═══ EXTRACT TO READ
Section 2, on the other hand, was the fruit of a compromise. For reasons of practicality, there was strong objection to empowering the people directly to propose constitutional change not because they are unintelligent but because they are not organized to deliberate. In the end what was decided was to allow the people directly to propose isolated changes whose formulation would not require debate on their meaning and on the possible effects they can have on other provisions. The word used to describe this kind of change was “amendment.” Anything more complicated than that would be considered “revision.”
To my mind, the main thrust of the Supreme Court decision in Lambino v. Comelec is that what was being proposed was not a simple amendment allowed by Section 2 but a revision which should be crafted and perfected by a deliberative body in order to avoid textual conflicts and confusion.
There was no need for the Court to remand this issue to the Comelec because the Court had before it everything needed to decide the nature of what was being proposed. For this reason, what Justice Carpio said about “gigantic fraud” or “grand deception,” even if true, was not needed to kill the petition. The majority did not make its decision on the basis of unproved facts, as the petitioners might say, but on the fact of the document submitted to the Court by the petitioners themselves. The Court, in the exercise of its authority to determine what the Constitution means, decided that the changes being proposed did not satisfy the meaning of “amendment” as found in Section 2. The Court did not usurp the power of the Comelec. It saved the Comelec from unnecessary work.
In the end, the noble thing to do for those who desire a parliamentary form of government is to sponsor its adoption either in Congress as a constituent assembly or in a Constitutional Convention.

Sunday, November 05, 2006

THE SIGAW CASE 4

I believe that what agitated the advocates of initiative about the ponencia of Justice Carpio was not so much that he used words like “gigantic fraud” and “grand deception” as much as the fact that his essay exposed the process and the text for what they were. Even if Carpio had not used colorful language, his exposition by itself was enough to agitate the advocates. And it was even worse for the Palace advisers who were exposed as having led the President once more into a pit – as they did in the case of Proclamation 1017, E.O. 464 and “calibrated preemptive response.” With friends like that, the President does not need enemies.
══════
• [EXERCISE TASKS]
**1)** Retype everything in the Lambino v. Comelec commentary from "In the end, the" down to "not need enemies.".
**2)** Answer these questions using the Lambino v. Comelec commentary:
(a) What word was used for the isolated changes the people were allowed to propose directly?
(b) Where does the commentary say those who desire a parliamentary form of government should sponsor its adoption?
(c) What date appears above the heading "THE SIGAW CASE 4"?
**3)** Proceed with the Lambino v. Comelec commentary from its last sentence.
═══ RECORDED DATA
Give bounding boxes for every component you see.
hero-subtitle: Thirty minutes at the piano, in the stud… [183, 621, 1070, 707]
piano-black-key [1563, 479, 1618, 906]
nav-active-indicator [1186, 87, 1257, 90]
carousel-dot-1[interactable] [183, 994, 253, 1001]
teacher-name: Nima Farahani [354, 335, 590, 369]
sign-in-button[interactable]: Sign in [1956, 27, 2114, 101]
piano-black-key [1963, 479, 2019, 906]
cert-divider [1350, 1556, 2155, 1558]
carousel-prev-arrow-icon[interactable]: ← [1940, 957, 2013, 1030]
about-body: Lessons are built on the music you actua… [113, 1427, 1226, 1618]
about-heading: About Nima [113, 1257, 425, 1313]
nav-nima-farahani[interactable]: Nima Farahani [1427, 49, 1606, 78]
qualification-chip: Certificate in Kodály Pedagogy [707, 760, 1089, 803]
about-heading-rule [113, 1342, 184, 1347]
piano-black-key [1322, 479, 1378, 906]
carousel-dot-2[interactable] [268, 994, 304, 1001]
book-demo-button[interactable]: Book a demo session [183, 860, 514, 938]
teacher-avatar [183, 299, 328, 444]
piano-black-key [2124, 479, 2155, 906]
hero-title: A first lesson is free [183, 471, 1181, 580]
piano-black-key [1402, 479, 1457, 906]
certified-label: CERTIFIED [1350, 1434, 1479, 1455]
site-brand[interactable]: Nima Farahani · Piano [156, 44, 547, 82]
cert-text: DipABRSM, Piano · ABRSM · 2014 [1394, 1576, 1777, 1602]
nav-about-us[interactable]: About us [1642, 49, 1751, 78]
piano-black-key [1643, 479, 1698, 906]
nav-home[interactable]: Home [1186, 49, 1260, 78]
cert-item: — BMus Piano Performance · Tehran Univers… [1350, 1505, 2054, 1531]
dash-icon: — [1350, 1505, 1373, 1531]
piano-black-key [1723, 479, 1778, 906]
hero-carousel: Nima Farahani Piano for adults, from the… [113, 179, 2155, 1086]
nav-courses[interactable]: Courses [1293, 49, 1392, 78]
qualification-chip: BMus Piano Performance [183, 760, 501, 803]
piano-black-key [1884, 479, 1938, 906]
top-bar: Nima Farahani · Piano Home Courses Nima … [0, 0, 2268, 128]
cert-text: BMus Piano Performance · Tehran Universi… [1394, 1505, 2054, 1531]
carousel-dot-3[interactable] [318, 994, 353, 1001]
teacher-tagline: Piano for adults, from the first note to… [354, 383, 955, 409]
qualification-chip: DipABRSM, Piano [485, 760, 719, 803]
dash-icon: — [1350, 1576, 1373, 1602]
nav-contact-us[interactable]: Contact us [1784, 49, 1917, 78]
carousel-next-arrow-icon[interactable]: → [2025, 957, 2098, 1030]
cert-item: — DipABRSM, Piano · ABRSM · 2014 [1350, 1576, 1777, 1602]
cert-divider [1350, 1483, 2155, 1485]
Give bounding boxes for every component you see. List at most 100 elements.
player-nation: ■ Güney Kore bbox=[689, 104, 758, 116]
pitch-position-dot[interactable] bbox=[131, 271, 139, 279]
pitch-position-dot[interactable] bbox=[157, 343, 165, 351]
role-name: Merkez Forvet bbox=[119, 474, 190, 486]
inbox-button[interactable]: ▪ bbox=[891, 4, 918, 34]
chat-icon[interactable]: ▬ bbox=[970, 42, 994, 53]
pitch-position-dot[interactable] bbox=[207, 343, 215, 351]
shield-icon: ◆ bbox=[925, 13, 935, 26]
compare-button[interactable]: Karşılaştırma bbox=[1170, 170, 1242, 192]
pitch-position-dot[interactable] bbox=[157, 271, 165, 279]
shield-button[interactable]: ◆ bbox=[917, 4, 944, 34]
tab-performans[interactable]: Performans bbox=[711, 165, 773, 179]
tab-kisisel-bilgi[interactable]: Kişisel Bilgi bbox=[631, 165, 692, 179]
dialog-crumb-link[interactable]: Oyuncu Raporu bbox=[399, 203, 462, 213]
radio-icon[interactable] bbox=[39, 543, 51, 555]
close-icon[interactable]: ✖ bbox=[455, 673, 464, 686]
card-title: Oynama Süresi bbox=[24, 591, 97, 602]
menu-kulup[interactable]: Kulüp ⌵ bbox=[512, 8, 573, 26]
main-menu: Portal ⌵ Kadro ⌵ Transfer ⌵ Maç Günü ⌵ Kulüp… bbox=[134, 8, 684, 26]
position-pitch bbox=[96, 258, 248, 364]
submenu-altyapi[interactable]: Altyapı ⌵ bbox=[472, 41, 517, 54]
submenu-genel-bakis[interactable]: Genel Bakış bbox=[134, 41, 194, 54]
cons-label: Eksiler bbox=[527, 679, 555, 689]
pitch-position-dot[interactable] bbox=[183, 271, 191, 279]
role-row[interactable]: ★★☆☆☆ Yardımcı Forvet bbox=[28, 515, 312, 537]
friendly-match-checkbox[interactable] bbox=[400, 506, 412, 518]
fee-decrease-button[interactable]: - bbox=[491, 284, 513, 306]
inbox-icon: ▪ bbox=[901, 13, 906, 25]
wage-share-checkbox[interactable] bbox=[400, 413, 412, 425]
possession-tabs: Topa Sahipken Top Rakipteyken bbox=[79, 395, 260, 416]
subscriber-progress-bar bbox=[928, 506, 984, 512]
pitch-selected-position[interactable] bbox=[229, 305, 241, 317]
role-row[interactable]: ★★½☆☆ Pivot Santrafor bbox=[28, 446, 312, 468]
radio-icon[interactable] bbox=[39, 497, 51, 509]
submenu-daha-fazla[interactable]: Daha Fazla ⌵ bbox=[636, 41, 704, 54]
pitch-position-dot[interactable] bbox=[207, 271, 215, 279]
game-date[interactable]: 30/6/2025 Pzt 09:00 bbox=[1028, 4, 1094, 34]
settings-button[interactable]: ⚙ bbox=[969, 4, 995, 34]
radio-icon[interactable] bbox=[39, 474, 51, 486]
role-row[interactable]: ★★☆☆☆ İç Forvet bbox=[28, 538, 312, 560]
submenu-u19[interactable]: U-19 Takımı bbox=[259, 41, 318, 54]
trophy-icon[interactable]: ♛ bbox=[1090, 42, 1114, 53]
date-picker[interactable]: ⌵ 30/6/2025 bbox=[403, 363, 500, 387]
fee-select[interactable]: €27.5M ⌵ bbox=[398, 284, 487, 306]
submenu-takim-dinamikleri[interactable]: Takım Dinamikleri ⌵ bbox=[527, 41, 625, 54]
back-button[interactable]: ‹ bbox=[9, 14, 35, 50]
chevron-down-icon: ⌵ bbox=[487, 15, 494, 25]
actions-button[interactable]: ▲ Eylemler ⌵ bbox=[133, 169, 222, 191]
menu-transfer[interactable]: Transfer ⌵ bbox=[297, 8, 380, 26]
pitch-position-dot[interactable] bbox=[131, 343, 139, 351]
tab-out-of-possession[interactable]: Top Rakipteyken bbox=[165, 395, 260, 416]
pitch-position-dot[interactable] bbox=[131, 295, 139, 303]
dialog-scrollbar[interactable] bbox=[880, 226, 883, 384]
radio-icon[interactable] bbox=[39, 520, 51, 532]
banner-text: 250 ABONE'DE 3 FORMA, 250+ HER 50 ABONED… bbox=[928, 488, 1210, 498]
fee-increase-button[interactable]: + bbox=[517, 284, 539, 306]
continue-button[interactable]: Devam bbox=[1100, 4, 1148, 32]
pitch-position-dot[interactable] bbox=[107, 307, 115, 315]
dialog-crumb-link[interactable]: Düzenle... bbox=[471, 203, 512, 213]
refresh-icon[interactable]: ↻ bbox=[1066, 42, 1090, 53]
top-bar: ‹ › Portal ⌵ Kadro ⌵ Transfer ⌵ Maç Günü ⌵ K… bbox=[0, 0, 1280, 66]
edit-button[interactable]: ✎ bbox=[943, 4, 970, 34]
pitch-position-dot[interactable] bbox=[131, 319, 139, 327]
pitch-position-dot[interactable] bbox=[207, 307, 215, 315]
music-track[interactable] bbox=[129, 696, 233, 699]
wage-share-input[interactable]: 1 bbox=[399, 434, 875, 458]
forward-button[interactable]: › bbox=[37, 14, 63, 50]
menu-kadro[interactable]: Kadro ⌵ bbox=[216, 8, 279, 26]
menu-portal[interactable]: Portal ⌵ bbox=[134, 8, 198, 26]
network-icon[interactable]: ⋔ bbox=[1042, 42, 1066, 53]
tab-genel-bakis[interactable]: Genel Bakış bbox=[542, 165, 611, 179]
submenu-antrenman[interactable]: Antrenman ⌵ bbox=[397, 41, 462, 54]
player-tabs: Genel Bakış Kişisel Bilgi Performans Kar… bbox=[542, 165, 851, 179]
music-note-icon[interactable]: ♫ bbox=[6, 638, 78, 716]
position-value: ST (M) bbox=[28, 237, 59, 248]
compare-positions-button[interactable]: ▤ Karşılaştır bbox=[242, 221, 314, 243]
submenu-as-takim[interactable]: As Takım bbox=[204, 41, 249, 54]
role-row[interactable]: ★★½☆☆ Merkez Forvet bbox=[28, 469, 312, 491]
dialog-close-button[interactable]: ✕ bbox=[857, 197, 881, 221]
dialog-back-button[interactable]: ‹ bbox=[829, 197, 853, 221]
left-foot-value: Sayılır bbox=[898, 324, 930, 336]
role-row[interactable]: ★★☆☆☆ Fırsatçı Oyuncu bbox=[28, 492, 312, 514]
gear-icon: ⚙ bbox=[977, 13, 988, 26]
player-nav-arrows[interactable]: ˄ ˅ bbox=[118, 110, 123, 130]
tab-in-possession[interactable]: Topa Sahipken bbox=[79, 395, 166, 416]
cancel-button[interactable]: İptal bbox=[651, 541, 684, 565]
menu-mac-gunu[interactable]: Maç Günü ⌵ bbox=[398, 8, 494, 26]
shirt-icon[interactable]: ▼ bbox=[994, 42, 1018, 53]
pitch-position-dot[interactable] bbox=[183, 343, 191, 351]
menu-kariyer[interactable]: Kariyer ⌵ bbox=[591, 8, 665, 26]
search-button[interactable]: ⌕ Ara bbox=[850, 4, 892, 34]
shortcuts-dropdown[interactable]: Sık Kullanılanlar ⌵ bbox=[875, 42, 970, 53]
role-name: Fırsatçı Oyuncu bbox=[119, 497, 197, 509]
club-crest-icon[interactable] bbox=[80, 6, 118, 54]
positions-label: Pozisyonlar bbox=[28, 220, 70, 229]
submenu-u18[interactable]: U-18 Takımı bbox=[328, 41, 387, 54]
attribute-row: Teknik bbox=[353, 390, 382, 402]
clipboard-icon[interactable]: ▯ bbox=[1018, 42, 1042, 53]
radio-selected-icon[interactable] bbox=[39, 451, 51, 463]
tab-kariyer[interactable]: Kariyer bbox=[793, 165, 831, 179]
══════
• [EXPECTED ANSWERS]
**1)**
In the end, the noble thing to do for those who desire a parliamentary form of government is to sponsor its adoption either in Congress as a constituent assembly or in a Constitutional Convention.

Sunday, November 05, 2006

THE SIGAW CASE 4

I believe that what agitated the advocates of initiative about the ponencia of Justice Carpio was not so much that he used words like “gigantic fraud” and “grand deception” as much as the fact that his essay exposed the process and the text for what they were. Even if Carpio had not used colorful language, his exposition by itself was enough to agitate the advocates. And it was even worse for the Palace advisers who were exposed as having led the President once more into a pit – as they did in the case of Proclamation 1017, E.O. 464 and “calibrated preemptive response.” With friends like that, the President does not need enemies.

**2)**
(a) "Amendment."
(b) In Congress as a constituent assembly, or in a Constitutional Convention.
(c) Sunday, November 05, 2006.

**3)**
At any rate, if it is of any consolation to those hurting, only one other vote supported Carpio in his harsh judgment on the process. But 8 clearly said that the proposal was a prohibited revision and 8 clearly voted to dismiss. In fact, not all 7 dissenters asked for a remand to the Comelec.
Last week I wrote about the core of the proposed unicameral parliamentary system and how it was so incomplete as to need another provision calling for Parliament to revise it within forty-five days after ratification. Let me now shift to the rest of the Proposed Transitory Provisions.
Should the Sigaw proposal eventually receive the approval of the Court on reconsideration and later of the people in a plebiscite, it will not mean a shift to a complete parliamentary system right away. There are certain preliminary steps that will still take place. We are not sure how long these preliminary steps will last.
First, after the amendments are ratified, the incumbent President will not step down from the presidency. She will remain in office as President until June 30, 2010, unless sooner impeached. But the draft does not say how the impeachment process will go since nothing is said about the impeachment process in the draft.
Second, there will be an interim Parliament consisting of the present Members of the Senate and the House of Representatives. The interim Parliament will continue until the Members of the regular Parliament are elected. However, there is no indication of when the electing will take place. Conceivably, therefore, the interim Parliament can last beyond June 30, 2010. It reminds us of the Transitory Provisions of the 1973 Constitution which made the existence of the Assembly dependent on the will of President Marcos.
Strangely, moreover, (Or is it strange?) the Transitory Provisions also say that the former Senators will have to step down and leave the interim Parliament June 30, 2010. This means that after June 30, 2010 the Members of the interim Parliament will only be the former Members of the House.
Third, as already mentioned, within forty-five days from ratification of proposed changes, the interim Parliament will convene to propose amendments to or revision of the newly ratified Constitution. There is no indication of when the work of the second phase of the revision will be completed.
Fourth, the incumbent President will nominate an interim Prime Minister who, once elected by the interim Parliament, “shall oversee the various ministries and shall perform such powers and responsibilities as may be delegated to him by the incumbent President.”
 In other words, the interim Prime Minister will not really be Prime Minister.
Finally, the draft assures us that the proposed amendments have been earlier substantially endorsed and proposed by the House of Representatives Committee on Constitutional Amendments, and substantially recommended by the Abueva Commission. I am not sure how consoling this is. Nevertheless, the proposal of Sigaw now says that “a shift from the present bicameral-Presidential government to a unicameral Parliamentary system will effect a more efficient, more economical and more responsive government. The shift from a bicameral to a unicameral legislature will do away with the time-consuming duplication of legislative functions and strengthen responsibility and accountability in legislative work in government. The parliamentary system will ensure harmony between the legislative and executive branches of government, promote greater consensus and provide faster and more decisive governmental action.”
If you will look closely at what they are saying, the key argument is promotion of efficiency – getting things done with the least possible obstacle. The Executive will not be an obstacle to Parliament because the executive and the legislature are one. One House will not be an obstacle to the other because there will be only one Housel. The results will come out faster. What is important, however, is whether what will come out faster are what is needed by the nation.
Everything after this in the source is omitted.